▸ **LISTING**:
* * * * * * *

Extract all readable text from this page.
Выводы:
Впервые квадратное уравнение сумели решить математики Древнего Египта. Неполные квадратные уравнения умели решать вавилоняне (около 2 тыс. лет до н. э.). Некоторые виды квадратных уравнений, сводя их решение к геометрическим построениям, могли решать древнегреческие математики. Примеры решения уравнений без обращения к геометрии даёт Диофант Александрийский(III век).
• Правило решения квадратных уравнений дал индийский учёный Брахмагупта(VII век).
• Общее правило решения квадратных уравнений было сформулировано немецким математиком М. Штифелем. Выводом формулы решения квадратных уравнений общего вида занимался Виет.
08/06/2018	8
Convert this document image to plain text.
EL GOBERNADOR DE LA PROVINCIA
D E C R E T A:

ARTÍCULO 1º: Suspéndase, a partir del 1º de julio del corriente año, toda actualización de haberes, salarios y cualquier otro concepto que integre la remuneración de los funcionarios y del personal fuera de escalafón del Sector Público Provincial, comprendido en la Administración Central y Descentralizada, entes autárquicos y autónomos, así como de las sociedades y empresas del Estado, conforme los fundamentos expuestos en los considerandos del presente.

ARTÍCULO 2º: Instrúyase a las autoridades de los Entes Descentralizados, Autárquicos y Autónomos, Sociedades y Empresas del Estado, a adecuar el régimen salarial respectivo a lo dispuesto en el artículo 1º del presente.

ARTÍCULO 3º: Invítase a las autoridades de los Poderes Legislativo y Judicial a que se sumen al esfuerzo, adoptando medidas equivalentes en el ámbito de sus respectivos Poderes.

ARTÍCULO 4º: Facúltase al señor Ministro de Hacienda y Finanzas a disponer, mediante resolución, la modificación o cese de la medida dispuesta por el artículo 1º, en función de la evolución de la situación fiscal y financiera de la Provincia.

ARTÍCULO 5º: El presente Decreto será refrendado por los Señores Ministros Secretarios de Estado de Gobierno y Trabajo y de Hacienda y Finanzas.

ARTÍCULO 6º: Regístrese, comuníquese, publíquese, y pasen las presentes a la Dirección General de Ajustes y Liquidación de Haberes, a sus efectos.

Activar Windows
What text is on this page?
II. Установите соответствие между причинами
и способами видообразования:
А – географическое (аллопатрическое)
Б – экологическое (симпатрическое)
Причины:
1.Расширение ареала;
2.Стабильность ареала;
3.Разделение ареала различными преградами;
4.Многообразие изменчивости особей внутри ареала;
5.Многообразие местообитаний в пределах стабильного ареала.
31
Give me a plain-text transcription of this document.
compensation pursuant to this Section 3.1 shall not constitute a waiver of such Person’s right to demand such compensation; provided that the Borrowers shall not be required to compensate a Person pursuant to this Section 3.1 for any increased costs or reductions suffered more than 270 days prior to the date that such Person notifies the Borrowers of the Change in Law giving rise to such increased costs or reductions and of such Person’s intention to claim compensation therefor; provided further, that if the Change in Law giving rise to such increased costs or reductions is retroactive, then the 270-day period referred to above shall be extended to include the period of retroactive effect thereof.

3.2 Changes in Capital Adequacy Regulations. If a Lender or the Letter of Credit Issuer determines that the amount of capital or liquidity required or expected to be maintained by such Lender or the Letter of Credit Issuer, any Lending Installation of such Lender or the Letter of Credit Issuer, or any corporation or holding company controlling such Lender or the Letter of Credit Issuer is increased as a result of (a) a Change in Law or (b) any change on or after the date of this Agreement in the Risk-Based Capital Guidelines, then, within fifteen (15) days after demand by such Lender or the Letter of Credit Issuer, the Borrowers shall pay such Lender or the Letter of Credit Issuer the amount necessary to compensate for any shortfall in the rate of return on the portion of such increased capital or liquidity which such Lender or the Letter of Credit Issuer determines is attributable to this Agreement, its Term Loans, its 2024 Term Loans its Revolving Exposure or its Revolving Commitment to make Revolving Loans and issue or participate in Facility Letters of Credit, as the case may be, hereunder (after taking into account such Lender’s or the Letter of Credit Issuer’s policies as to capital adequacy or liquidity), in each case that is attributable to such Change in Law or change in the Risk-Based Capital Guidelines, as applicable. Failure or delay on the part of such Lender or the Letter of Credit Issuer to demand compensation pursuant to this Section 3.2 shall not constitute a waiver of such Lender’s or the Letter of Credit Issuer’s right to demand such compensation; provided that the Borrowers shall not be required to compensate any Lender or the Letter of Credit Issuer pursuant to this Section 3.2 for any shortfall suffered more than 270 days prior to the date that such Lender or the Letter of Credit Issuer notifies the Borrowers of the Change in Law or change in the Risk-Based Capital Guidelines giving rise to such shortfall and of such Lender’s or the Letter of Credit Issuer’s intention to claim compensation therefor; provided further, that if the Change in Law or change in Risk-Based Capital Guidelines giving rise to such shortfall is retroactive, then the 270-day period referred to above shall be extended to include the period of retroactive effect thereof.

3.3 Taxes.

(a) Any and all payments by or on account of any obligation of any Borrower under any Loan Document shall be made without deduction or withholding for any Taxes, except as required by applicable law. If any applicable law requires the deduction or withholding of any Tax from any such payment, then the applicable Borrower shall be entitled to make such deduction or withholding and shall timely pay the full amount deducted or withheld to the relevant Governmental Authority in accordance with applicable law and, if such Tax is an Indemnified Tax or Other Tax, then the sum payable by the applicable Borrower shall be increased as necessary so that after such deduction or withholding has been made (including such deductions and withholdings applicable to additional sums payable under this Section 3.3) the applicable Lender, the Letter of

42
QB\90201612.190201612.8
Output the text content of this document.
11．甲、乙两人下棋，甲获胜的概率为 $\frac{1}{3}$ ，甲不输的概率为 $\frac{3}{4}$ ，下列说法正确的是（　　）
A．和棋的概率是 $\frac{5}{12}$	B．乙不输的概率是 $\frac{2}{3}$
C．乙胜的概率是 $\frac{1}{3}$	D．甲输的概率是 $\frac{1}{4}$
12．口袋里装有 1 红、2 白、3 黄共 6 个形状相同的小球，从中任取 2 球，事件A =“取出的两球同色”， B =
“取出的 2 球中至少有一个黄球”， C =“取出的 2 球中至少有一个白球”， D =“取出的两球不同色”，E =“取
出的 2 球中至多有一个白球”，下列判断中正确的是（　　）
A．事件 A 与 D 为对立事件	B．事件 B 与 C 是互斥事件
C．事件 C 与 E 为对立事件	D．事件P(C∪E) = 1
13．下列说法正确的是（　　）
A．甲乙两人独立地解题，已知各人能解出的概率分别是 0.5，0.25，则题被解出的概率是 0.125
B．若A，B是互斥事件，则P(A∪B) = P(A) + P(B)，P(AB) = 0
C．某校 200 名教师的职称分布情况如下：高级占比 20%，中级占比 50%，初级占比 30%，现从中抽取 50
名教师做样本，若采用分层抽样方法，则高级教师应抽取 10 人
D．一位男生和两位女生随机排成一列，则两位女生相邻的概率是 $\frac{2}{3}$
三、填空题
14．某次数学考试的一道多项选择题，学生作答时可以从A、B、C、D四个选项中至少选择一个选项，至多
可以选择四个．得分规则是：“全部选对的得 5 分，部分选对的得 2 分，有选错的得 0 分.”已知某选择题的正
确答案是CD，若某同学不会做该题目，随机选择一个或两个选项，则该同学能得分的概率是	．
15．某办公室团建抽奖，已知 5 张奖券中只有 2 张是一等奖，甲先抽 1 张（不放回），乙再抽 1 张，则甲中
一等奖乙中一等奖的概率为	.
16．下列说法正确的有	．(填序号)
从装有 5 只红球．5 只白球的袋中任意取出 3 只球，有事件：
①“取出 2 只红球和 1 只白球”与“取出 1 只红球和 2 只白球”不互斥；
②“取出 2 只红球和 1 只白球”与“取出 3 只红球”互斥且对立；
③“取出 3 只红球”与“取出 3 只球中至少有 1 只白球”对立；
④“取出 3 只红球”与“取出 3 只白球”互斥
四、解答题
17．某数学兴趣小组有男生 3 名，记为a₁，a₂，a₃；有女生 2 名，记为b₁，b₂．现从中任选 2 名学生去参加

* * * * * * *

▸ **SHORT EXERCISE**: Report how many lines include the word "ареала". Give nothing but the number.

▸ **FINISHED TASK**: 5